Given instruction:
Your copy of the material below should match it exactly, except that it holds no pictures.

Records for processing:
------
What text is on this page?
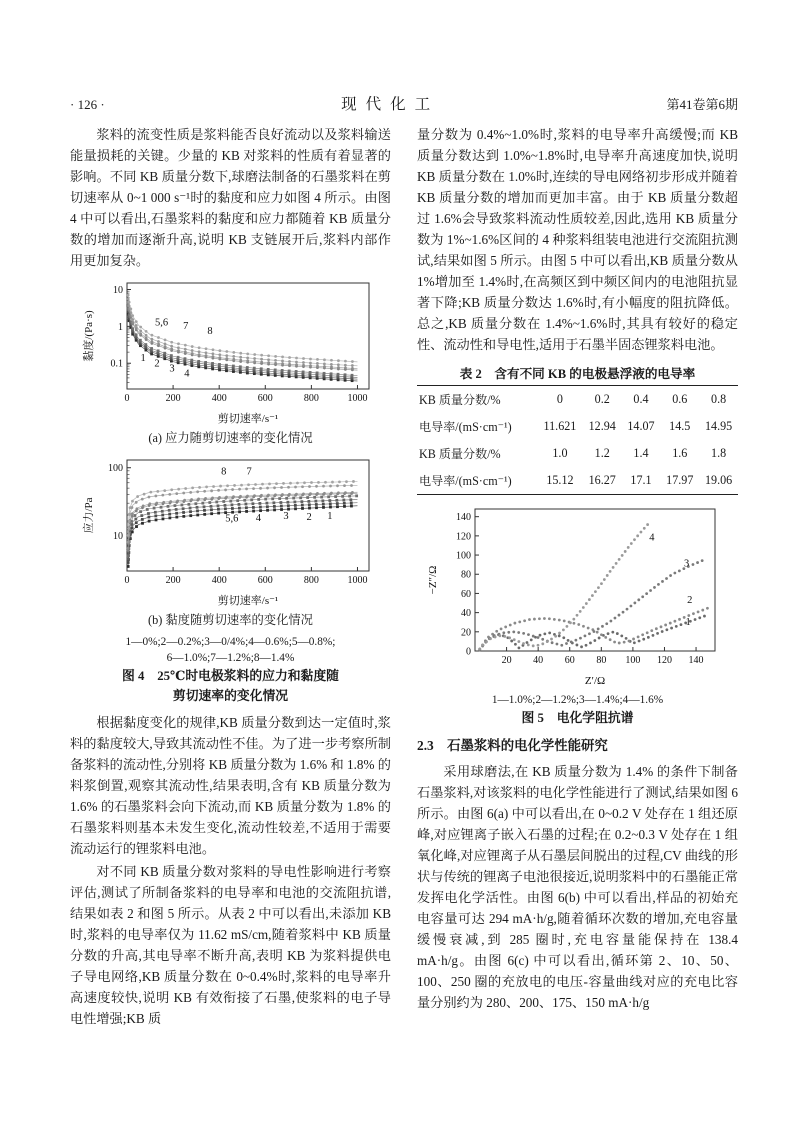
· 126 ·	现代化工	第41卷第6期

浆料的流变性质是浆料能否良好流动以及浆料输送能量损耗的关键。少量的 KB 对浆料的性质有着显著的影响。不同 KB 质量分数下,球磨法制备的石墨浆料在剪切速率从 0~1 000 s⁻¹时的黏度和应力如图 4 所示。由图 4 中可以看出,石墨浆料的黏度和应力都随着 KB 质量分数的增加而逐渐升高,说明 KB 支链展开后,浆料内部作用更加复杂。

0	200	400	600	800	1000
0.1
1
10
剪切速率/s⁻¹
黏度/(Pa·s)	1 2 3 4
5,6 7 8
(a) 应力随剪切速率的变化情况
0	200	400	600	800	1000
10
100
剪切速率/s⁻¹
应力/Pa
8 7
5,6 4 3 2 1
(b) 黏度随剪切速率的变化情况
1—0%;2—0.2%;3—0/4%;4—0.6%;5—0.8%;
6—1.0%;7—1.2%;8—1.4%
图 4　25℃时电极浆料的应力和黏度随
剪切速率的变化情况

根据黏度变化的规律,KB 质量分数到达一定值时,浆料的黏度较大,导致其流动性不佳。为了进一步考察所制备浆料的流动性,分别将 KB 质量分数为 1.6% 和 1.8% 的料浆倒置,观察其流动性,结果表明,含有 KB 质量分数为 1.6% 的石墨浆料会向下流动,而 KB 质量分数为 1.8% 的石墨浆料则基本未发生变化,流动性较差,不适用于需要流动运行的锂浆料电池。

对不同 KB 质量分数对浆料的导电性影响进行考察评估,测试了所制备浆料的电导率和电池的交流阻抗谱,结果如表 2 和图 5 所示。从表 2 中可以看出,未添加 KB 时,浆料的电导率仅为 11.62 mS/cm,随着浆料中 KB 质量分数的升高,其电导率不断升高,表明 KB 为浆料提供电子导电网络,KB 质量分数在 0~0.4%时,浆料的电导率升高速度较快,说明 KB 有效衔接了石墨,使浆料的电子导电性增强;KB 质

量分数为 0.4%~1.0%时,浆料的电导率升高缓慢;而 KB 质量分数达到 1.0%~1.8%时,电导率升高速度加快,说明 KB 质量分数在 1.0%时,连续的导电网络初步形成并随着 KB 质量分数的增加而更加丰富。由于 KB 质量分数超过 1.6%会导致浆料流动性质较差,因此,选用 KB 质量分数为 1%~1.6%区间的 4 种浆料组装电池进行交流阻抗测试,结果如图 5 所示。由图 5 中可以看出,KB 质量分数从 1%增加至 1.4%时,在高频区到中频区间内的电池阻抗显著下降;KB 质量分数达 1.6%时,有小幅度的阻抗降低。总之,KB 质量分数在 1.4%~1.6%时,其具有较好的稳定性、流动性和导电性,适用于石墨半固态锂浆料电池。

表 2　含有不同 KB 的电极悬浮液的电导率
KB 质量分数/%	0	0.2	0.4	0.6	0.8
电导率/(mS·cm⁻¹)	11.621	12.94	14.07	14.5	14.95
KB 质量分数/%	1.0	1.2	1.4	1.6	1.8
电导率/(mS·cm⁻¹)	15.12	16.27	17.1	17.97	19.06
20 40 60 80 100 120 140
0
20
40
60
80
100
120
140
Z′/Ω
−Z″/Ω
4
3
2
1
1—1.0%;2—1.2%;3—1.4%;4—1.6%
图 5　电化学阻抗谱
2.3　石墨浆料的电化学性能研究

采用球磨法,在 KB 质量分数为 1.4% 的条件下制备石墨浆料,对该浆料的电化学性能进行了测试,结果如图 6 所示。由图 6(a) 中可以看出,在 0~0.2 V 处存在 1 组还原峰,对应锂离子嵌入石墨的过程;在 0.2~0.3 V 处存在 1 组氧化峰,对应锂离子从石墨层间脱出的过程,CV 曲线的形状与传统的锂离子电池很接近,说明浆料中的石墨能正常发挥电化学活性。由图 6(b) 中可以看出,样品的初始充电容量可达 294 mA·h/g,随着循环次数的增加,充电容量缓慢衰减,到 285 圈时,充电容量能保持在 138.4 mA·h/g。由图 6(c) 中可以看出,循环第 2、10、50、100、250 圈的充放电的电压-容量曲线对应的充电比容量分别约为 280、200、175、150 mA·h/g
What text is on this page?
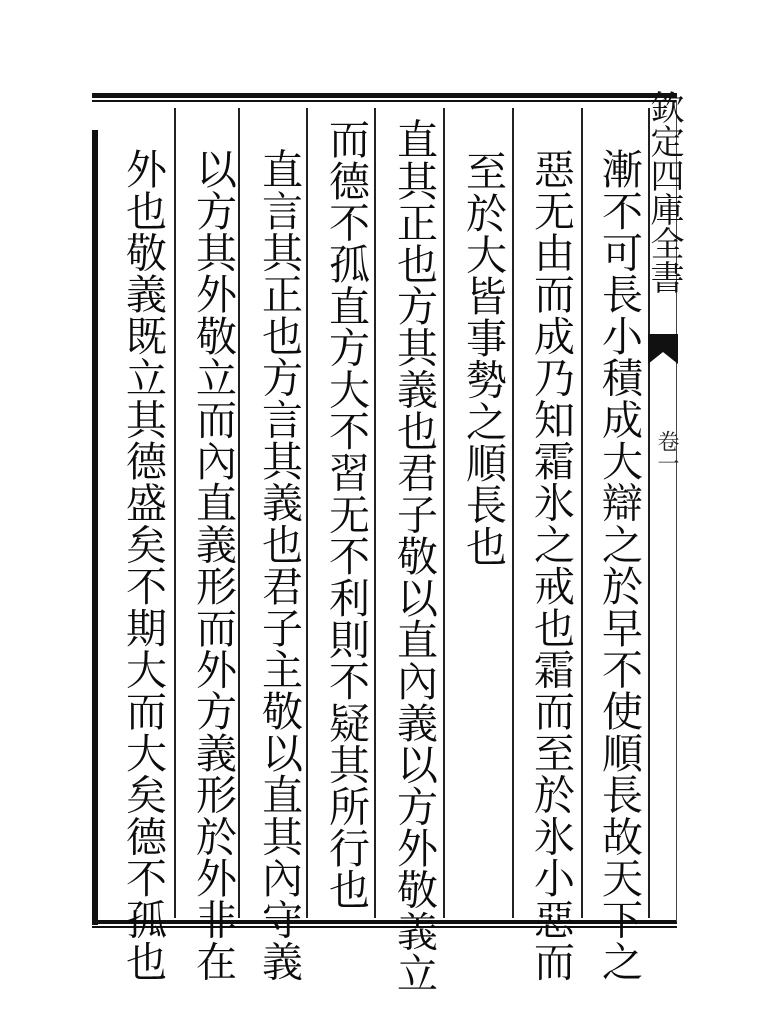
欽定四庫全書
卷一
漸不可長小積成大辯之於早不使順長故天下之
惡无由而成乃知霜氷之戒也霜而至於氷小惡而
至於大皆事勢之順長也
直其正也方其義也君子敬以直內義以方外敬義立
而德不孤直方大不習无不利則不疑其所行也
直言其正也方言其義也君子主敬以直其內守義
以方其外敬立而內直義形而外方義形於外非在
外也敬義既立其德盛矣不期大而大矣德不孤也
------
The output:
What text is on this page?
· 126 ·	现代化工	第41卷第6期

浆料的流变性质是浆料能否良好流动以及浆料输送能量损耗的关键。少量的 KB 对浆料的性质有着显著的影响。不同 KB 质量分数下,球磨法制备的石墨浆料在剪切速率从 0~1 000 s⁻¹时的黏度和应力如图 4 所示。由图 4 中可以看出,石墨浆料的黏度和应力都随着 KB 质量分数的增加而逐渐升高,说明 KB 支链展开后,浆料内部作用更加复杂。

0	200	400	600	800	1000
0.1
1
10
剪切速率/s⁻¹
黏度/(Pa·s)	1 2 3 4
5,6 7 8
(a) 应力随剪切速率的变化情况
0	200	400	600	800	1000
10
100
剪切速率/s⁻¹
应力/Pa
8 7
5,6 4 3 2 1
(b) 黏度随剪切速率的变化情况
1—0%;2—0.2%;3—0/4%;4—0.6%;5—0.8%;
6—1.0%;7—1.2%;8—1.4%
图 4　25℃时电极浆料的应力和黏度随
剪切速率的变化情况

根据黏度变化的规律,KB 质量分数到达一定值时,浆料的黏度较大,导致其流动性不佳。为了进一步考察所制备浆料的流动性,分别将 KB 质量分数为 1.6% 和 1.8% 的料浆倒置,观察其流动性,结果表明,含有 KB 质量分数为 1.6% 的石墨浆料会向下流动,而 KB 质量分数为 1.8% 的石墨浆料则基本未发生变化,流动性较差,不适用于需要流动运行的锂浆料电池。

对不同 KB 质量分数对浆料的导电性影响进行考察评估,测试了所制备浆料的电导率和电池的交流阻抗谱,结果如表 2 和图 5 所示。从表 2 中可以看出,未添加 KB 时,浆料的电导率仅为 11.62 mS/cm,随着浆料中 KB 质量分数的升高,其电导率不断升高,表明 KB 为浆料提供电子导电网络,KB 质量分数在 0~0.4%时,浆料的电导率升高速度较快,说明 KB 有效衔接了石墨,使浆料的电子导电性增强;KB 质

量分数为 0.4%~1.0%时,浆料的电导率升高缓慢;而 KB 质量分数达到 1.0%~1.8%时,电导率升高速度加快,说明 KB 质量分数在 1.0%时,连续的导电网络初步形成并随着 KB 质量分数的增加而更加丰富。由于 KB 质量分数超过 1.6%会导致浆料流动性质较差,因此,选用 KB 质量分数为 1%~1.6%区间的 4 种浆料组装电池进行交流阻抗测试,结果如图 5 所示。由图 5 中可以看出,KB 质量分数从 1%增加至 1.4%时,在高频区到中频区间内的电池阻抗显著下降;KB 质量分数达 1.6%时,有小幅度的阻抗降低。总之,KB 质量分数在 1.4%~1.6%时,其具有较好的稳定性、流动性和导电性,适用于石墨半固态锂浆料电池。

表 2　含有不同 KB 的电极悬浮液的电导率
KB 质量分数/%	0	0.2	0.4	0.6	0.8
电导率/(mS·cm⁻¹)	11.621	12.94	14.07	14.5	14.95
KB 质量分数/%	1.0	1.2	1.4	1.6	1.8
电导率/(mS·cm⁻¹)	15.12	16.27	17.1	17.97	19.06
20 40 60 80 100 120 140
0
20
40
60
80
100
120
140
Z′/Ω
−Z″/Ω
4
3
2
1
1—1.0%;2—1.2%;3—1.4%;4—1.6%
图 5　电化学阻抗谱
2.3　石墨浆料的电化学性能研究

采用球磨法,在 KB 质量分数为 1.4% 的条件下制备石墨浆料,对该浆料的电化学性能进行了测试,结果如图 6 所示。由图 6(a) 中可以看出,在 0~0.2 V 处存在 1 组还原峰,对应锂离子嵌入石墨的过程;在 0.2~0.3 V 处存在 1 组氧化峰,对应锂离子从石墨层间脱出的过程,CV 曲线的形状与传统的锂离子电池很接近,说明浆料中的石墨能正常发挥电化学活性。由图 6(b) 中可以看出,样品的初始充电容量可达 294 mA·h/g,随着循环次数的增加,充电容量缓慢衰减,到 285 圈时,充电容量能保持在 138.4 mA·h/g。由图 6(c) 中可以看出,循环第 2、10、50、100、250 圈的充放电的电压-容量曲线对应的充电比容量分别约为 280、200、175、150 mA·h/g
What text is on this page?
欽定四庫全書
卷一
漸不可長小積成大辯之於早不使順長故天下之
惡无由而成乃知霜氷之戒也霜而至於氷小惡而
至於大皆事勢之順長也
直其正也方其義也君子敬以直內義以方外敬義立
而德不孤直方大不習无不利則不疑其所行也
直言其正也方言其義也君子主敬以直其內守義
以方其外敬立而內直義形而外方義形於外非在
外也敬義既立其德盛矣不期大而大矣德不孤也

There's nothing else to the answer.